------ Information shown
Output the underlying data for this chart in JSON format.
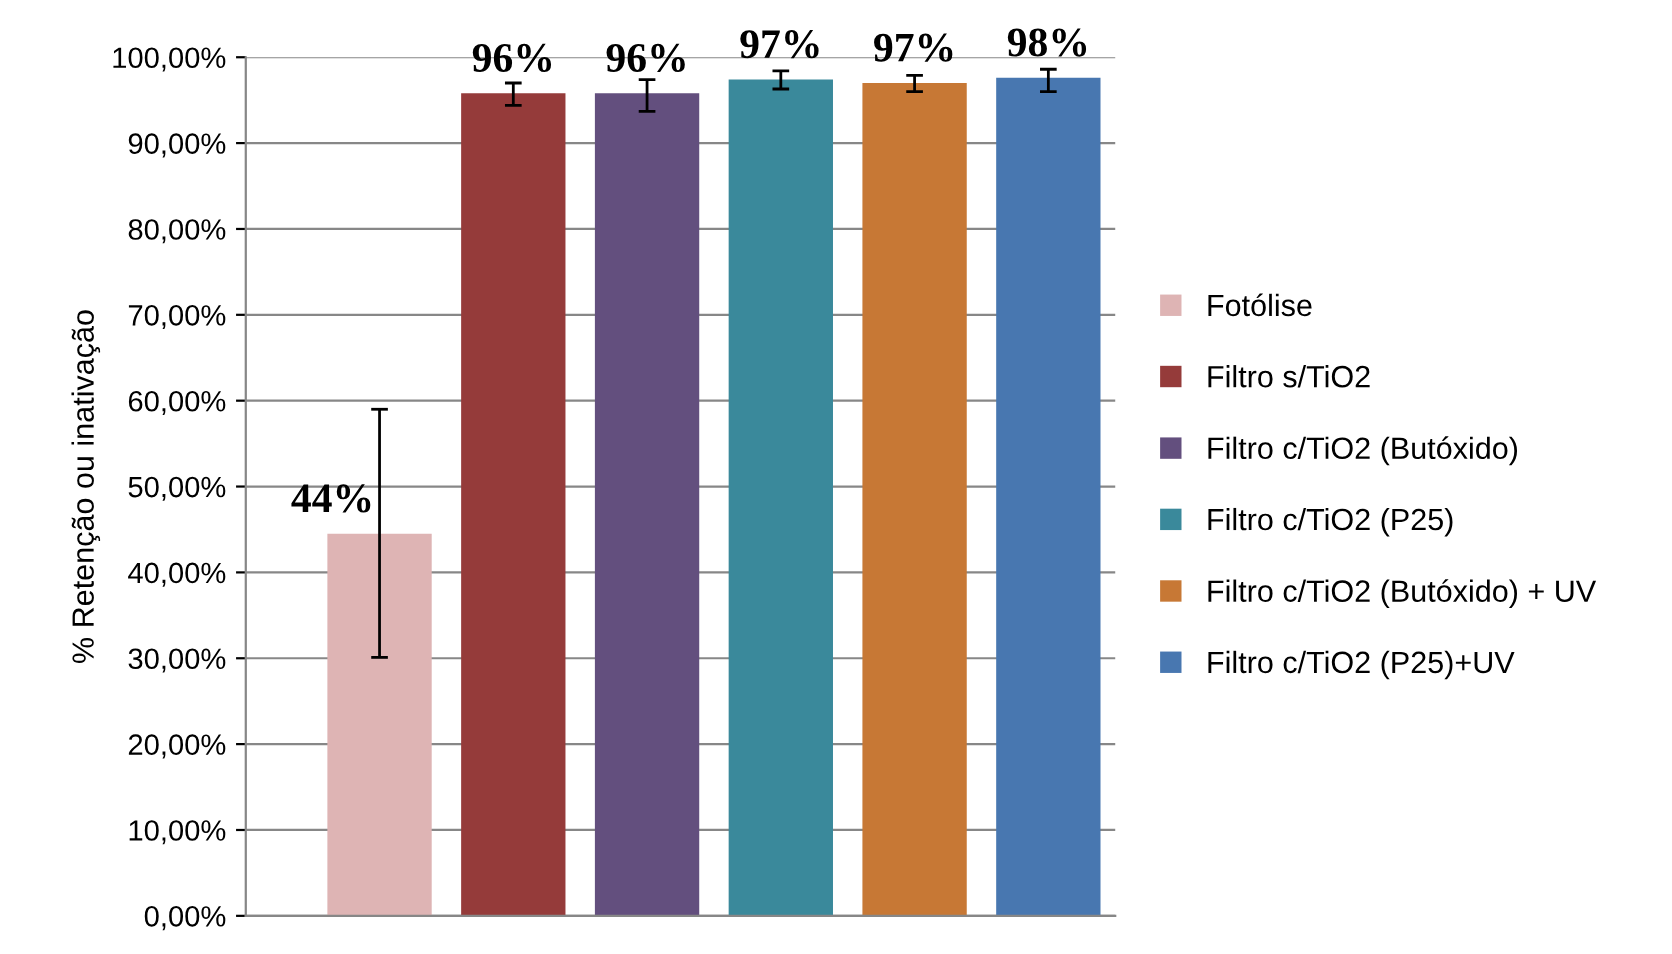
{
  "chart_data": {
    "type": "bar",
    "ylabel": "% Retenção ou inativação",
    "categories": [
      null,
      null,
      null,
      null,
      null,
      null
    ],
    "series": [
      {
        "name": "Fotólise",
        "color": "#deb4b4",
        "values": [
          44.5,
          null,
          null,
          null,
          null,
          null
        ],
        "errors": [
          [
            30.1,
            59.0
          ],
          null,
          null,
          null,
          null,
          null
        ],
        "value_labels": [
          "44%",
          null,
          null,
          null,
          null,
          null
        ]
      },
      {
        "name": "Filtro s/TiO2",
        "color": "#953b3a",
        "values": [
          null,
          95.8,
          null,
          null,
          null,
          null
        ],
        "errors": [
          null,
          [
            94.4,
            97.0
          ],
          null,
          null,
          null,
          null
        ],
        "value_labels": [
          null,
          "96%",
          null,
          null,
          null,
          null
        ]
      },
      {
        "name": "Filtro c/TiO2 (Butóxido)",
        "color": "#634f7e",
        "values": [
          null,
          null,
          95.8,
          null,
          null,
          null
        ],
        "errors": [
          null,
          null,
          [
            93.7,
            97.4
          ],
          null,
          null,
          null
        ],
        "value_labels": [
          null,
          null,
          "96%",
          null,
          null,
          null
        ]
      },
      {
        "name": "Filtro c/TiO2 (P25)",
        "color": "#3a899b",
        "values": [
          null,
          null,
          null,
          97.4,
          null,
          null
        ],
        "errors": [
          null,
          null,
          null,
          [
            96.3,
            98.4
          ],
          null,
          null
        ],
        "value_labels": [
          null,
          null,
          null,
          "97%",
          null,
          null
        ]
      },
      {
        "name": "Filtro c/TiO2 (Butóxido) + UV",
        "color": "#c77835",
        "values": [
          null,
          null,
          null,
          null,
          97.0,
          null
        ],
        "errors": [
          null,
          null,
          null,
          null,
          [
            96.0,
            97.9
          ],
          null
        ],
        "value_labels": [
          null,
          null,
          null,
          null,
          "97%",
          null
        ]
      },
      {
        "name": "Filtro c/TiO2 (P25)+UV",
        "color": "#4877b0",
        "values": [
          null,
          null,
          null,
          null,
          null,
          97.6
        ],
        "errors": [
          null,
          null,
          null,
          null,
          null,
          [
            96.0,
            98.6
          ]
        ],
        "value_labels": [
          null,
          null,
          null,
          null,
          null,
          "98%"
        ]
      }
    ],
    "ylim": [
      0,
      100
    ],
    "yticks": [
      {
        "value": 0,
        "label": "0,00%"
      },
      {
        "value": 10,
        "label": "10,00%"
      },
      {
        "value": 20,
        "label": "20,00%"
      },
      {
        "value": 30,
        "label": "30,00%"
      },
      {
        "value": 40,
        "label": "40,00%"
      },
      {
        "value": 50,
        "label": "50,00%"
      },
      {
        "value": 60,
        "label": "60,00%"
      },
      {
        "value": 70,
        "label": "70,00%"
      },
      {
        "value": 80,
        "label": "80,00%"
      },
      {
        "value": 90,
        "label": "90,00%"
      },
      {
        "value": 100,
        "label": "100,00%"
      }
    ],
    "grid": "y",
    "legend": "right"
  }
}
------------
------ Information shown
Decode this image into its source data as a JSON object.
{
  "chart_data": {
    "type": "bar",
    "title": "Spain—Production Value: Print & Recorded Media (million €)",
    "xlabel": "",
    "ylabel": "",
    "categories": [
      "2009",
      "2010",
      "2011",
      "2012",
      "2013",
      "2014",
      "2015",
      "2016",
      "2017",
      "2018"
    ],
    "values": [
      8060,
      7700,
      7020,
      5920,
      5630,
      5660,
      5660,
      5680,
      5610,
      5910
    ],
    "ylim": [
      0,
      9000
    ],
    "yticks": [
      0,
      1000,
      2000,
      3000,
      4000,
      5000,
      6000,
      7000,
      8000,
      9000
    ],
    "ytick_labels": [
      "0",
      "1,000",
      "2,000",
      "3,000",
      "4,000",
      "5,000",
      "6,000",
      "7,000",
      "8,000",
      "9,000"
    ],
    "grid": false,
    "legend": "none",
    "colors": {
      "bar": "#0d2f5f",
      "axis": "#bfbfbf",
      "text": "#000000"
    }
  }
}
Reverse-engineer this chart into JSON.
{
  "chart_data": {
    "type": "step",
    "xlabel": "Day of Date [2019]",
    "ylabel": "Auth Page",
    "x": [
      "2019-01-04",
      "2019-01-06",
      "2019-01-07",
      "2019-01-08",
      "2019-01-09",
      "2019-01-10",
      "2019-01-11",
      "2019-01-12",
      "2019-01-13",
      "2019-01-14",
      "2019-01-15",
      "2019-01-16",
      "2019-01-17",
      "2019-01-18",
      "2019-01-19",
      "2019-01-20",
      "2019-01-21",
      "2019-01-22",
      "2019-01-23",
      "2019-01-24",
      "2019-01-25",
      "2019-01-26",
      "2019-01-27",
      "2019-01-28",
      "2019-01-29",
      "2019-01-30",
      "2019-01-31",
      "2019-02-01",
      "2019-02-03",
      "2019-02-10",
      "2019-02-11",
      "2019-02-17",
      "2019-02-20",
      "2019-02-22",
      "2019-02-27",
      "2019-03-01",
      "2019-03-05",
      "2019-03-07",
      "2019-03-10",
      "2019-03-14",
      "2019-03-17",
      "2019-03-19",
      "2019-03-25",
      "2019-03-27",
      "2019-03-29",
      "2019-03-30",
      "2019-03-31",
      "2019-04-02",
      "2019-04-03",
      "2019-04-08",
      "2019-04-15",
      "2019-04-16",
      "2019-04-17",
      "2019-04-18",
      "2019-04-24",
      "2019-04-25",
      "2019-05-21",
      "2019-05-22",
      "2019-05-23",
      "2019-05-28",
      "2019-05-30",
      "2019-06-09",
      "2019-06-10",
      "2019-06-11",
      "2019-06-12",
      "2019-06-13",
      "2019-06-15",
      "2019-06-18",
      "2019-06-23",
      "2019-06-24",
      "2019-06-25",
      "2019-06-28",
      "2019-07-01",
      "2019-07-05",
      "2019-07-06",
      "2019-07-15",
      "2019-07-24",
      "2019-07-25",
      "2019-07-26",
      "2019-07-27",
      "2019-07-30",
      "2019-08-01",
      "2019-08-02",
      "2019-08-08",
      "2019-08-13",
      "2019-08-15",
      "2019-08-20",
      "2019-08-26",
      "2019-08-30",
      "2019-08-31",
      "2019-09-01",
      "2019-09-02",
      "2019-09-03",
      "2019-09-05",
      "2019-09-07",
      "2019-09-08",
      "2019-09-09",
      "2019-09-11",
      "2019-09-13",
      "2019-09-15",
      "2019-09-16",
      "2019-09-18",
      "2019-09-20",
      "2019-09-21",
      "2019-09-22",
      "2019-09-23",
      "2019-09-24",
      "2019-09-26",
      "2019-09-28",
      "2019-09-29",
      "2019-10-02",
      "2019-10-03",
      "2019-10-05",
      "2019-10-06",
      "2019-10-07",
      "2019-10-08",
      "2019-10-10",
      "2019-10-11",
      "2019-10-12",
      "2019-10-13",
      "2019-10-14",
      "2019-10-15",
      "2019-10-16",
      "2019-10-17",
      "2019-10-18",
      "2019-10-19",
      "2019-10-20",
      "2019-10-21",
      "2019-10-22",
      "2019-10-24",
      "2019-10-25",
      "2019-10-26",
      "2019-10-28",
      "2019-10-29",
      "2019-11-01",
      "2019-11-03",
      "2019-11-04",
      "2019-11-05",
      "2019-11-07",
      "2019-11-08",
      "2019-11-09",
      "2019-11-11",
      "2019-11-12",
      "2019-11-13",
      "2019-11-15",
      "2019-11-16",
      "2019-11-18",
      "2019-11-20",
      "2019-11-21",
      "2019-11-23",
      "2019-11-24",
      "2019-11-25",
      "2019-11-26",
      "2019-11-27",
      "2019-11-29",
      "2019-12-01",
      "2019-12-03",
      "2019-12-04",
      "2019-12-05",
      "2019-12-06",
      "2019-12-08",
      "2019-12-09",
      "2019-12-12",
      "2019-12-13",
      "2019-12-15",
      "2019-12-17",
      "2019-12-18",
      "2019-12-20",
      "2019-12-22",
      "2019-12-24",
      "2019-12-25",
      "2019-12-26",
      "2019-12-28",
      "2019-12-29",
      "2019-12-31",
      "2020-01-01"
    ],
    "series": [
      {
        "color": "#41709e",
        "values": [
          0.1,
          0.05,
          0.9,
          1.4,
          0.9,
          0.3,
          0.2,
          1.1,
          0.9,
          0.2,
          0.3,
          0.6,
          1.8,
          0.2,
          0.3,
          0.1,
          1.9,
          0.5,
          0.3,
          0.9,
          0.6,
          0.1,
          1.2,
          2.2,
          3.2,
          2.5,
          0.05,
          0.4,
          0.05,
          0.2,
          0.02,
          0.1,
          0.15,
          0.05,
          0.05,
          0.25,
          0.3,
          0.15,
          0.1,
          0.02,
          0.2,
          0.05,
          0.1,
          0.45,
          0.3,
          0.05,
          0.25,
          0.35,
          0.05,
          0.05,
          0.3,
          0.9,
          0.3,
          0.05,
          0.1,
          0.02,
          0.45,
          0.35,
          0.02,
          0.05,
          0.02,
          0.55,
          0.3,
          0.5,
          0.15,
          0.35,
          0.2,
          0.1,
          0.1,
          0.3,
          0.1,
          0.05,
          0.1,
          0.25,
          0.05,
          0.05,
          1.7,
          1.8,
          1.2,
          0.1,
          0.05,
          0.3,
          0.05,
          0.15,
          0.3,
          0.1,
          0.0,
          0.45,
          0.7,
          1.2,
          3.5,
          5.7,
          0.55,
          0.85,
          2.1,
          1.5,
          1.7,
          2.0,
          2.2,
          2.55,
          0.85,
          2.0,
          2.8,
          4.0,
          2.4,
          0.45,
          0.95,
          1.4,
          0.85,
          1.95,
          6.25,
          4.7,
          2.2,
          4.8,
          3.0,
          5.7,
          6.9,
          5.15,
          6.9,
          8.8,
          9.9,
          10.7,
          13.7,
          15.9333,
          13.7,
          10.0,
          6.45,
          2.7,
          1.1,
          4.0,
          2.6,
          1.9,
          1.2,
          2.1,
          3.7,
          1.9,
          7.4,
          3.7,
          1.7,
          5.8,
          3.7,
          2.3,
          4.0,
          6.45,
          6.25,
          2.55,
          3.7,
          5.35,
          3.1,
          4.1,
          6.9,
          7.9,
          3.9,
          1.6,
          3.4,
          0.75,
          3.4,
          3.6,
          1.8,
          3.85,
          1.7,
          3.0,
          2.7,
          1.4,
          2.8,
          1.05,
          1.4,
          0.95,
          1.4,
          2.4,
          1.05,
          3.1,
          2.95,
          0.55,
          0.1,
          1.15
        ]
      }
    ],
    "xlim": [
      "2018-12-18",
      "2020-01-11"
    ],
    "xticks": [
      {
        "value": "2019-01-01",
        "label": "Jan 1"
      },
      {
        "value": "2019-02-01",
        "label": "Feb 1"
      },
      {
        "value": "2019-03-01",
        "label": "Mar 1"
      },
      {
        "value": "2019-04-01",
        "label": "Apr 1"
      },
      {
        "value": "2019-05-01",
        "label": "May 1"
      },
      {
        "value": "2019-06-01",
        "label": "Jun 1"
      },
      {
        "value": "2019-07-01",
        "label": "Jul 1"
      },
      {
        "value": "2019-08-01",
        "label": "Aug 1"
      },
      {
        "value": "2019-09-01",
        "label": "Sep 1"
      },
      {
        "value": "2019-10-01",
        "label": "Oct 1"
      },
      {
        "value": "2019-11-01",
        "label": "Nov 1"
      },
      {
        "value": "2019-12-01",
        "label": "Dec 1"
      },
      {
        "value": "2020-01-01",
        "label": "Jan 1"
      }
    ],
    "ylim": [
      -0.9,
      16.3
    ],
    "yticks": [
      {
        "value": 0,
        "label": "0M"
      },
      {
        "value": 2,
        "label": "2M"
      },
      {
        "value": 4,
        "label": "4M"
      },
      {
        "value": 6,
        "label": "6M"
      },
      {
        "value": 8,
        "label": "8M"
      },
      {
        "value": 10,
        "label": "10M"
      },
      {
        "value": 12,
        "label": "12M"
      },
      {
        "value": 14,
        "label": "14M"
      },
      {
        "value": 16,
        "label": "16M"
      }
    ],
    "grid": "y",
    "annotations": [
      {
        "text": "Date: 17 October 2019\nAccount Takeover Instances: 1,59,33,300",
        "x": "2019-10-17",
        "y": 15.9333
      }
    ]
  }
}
------------
------ Information shown
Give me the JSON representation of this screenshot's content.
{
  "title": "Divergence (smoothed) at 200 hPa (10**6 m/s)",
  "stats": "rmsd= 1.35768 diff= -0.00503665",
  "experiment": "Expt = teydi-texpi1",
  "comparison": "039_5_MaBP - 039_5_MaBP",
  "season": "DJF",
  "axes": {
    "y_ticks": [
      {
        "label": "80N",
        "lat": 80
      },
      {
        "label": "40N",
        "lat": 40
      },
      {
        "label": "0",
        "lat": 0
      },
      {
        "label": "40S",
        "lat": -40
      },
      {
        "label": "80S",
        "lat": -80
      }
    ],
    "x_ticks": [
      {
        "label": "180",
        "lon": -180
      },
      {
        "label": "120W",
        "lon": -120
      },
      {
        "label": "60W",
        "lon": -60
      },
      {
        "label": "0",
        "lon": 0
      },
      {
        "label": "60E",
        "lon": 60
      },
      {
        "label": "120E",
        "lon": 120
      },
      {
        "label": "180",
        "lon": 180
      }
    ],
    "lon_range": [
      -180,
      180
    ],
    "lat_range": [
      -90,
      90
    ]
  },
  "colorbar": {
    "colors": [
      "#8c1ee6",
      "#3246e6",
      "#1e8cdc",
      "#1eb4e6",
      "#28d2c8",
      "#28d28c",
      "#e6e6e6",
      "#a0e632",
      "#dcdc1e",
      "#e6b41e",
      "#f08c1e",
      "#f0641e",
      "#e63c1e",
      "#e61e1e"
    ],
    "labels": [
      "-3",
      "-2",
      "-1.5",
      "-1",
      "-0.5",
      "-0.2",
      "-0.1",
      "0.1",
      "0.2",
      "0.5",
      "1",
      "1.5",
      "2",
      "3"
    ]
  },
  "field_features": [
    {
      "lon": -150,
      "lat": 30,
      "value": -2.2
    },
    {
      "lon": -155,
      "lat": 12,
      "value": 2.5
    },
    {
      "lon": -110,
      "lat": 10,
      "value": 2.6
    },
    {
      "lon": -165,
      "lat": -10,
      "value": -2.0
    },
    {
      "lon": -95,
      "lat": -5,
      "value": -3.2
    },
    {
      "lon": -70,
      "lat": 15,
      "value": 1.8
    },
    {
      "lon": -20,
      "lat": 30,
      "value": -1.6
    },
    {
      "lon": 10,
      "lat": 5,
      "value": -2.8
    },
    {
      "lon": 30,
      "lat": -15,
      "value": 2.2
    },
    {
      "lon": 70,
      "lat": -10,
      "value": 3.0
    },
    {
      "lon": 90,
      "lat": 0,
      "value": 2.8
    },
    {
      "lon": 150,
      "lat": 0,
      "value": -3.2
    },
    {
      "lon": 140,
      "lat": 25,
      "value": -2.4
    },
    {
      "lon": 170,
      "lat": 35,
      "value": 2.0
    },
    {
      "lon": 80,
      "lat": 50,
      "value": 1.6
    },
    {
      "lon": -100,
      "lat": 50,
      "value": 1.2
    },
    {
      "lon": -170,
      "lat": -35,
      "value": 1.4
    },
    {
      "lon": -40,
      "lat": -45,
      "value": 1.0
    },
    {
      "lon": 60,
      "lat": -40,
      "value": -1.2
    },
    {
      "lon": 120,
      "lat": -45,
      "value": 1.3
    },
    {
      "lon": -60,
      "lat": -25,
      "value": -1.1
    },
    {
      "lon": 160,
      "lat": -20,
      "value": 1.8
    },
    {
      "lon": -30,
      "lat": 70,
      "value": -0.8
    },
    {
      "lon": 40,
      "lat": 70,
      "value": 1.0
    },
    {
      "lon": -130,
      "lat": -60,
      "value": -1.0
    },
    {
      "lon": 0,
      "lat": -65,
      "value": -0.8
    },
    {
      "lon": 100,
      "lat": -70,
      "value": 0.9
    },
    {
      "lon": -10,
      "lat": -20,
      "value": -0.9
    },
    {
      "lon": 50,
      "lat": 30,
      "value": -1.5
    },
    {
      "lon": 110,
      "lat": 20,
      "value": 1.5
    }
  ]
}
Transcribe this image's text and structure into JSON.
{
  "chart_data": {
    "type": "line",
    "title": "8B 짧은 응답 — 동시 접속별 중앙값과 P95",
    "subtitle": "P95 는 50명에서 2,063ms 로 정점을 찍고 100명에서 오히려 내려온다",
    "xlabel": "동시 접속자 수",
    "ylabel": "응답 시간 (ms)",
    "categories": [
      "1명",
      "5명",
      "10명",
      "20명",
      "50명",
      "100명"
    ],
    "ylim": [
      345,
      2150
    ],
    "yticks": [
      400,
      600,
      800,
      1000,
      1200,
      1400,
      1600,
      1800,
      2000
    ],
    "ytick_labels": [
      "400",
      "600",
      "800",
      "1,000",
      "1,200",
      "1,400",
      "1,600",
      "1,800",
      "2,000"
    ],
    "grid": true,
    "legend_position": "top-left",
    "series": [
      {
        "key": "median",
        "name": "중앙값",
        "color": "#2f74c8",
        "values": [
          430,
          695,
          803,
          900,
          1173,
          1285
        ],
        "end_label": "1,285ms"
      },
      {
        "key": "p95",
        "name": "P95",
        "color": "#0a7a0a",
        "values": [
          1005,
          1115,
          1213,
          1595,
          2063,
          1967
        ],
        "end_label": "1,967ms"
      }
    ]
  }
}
------------
● Task brief: Which lines in the listing above hold the word "Butóxido"? Show each of them.

● Response for this exercise:
        "name": "Filtro c/TiO2 (Butóxido)",
        "name": "Filtro c/TiO2 (Butóxido) + UV",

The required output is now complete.